* Task prompt *
Look through the entries below and report how many lines hold the string "JSON". Only the number is wanted.

* Supplied records *
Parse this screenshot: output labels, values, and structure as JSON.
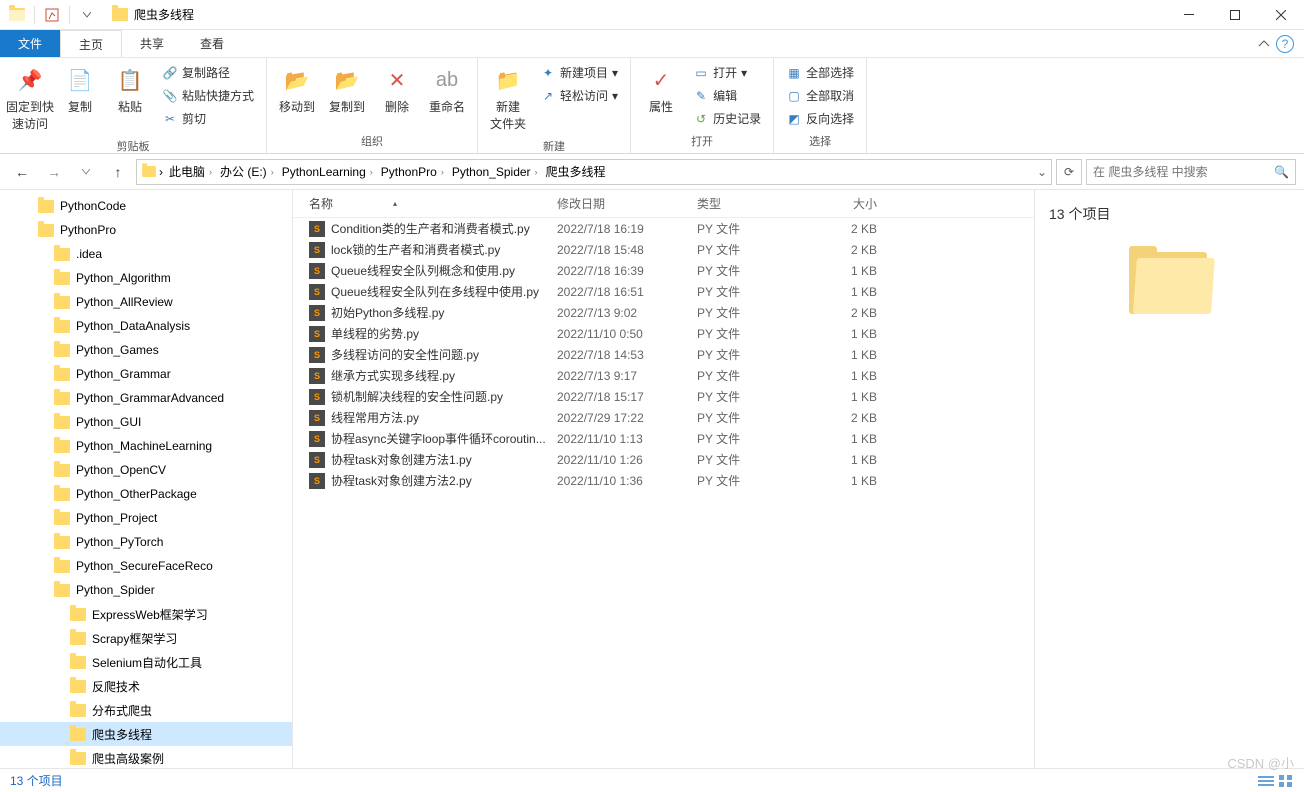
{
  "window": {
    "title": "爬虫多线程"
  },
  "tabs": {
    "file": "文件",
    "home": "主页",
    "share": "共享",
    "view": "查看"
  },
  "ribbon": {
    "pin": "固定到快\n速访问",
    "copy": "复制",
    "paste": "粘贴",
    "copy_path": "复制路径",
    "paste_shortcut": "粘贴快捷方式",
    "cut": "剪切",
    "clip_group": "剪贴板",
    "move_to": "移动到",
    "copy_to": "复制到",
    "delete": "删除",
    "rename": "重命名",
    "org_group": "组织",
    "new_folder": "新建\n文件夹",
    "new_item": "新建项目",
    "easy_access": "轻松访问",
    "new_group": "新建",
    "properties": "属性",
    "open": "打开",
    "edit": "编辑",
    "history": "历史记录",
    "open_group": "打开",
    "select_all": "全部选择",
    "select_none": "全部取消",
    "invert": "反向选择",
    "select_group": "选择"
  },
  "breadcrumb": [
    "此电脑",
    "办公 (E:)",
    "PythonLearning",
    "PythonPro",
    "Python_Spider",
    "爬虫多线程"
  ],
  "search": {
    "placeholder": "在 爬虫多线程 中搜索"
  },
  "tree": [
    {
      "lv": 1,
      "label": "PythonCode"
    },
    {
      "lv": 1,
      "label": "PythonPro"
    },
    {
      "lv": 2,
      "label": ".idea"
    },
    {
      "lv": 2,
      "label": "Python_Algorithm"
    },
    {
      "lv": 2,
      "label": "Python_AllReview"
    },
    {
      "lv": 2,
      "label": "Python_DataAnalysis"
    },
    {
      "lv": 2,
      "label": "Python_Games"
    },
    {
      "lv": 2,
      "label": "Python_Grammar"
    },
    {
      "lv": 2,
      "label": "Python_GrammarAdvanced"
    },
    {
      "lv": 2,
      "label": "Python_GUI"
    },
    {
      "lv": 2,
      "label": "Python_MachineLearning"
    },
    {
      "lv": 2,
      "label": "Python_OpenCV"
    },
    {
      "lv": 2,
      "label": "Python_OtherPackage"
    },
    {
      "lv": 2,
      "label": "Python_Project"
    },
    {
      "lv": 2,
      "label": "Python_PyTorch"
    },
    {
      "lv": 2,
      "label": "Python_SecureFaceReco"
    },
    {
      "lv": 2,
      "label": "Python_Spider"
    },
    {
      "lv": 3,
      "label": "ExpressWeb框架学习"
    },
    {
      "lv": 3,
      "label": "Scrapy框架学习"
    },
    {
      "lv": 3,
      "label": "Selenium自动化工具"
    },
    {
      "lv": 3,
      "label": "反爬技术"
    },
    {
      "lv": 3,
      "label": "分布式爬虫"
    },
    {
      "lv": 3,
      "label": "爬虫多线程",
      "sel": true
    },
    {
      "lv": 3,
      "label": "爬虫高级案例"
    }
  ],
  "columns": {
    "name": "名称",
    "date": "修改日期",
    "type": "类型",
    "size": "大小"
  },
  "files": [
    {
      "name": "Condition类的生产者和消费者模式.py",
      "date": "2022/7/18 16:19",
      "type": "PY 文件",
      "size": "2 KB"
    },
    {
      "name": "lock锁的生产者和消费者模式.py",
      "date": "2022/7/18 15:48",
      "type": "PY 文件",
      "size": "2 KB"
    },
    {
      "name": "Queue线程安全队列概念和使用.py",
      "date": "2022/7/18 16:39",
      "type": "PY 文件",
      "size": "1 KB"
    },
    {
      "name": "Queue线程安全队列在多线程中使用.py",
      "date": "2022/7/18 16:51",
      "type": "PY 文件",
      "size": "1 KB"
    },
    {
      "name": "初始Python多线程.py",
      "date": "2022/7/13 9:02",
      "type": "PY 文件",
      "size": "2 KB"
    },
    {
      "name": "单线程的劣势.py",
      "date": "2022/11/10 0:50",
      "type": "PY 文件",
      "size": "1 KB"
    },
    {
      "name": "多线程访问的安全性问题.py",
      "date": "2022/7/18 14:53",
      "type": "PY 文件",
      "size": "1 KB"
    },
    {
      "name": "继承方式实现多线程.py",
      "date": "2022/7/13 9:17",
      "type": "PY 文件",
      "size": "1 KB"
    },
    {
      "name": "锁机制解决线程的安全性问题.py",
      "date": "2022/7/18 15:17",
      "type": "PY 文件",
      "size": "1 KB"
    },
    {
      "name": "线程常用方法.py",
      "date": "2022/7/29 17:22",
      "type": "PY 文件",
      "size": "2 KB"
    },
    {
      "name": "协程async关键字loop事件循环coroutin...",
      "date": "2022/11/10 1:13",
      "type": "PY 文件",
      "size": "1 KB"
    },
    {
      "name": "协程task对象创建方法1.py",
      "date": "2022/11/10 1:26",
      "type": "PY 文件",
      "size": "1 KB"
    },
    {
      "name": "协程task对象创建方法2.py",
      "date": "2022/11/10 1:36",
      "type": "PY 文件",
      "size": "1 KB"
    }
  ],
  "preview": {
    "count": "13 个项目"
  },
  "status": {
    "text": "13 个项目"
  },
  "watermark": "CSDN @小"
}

---

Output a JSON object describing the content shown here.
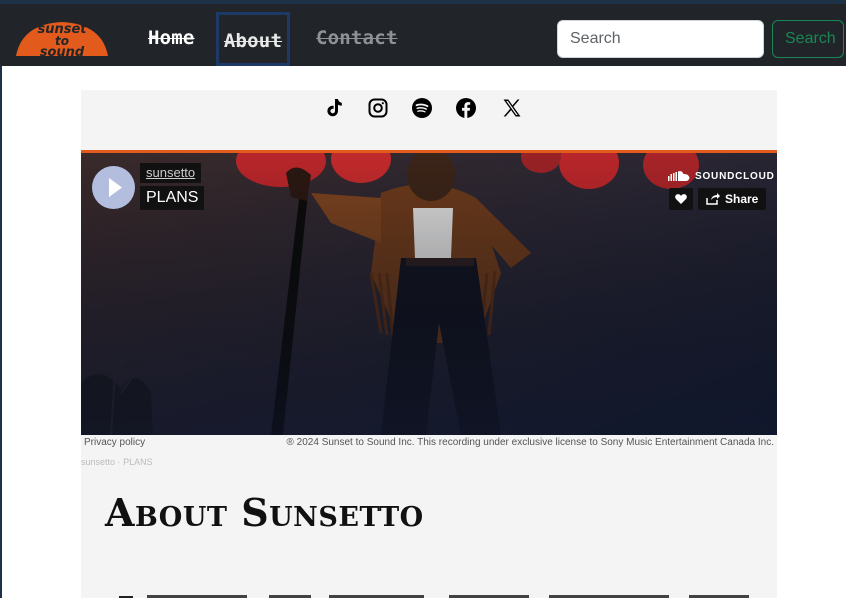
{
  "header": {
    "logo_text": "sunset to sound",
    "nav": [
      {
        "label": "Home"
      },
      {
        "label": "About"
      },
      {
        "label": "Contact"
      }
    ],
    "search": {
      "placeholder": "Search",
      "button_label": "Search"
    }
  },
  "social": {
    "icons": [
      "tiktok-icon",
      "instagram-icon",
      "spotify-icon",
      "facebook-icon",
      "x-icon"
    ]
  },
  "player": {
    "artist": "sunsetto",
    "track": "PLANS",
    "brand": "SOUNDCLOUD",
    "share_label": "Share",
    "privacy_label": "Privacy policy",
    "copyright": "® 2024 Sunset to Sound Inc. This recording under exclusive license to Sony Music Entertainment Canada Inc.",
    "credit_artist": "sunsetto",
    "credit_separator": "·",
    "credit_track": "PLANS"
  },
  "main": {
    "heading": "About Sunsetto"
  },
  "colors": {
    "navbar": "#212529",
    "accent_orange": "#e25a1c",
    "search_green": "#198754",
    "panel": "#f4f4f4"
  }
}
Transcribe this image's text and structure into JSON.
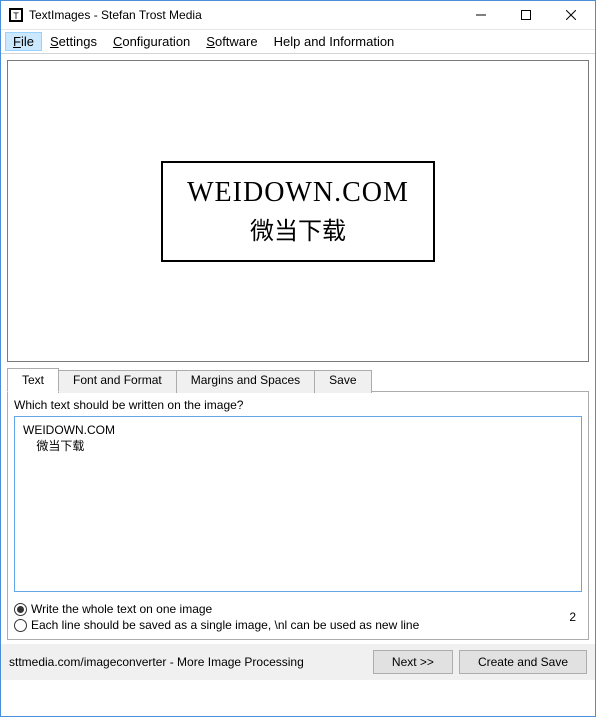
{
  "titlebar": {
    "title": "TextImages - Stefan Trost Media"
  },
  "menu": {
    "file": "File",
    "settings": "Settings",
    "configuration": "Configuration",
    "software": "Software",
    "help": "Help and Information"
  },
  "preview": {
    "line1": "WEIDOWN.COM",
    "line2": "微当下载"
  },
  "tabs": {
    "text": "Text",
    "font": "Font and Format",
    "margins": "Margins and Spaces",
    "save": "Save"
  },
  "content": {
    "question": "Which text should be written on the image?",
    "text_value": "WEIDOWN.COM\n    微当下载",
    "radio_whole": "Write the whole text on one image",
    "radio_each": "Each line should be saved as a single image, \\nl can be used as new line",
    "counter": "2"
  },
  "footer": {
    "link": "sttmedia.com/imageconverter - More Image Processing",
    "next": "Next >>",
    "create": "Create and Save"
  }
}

* Finished task *
3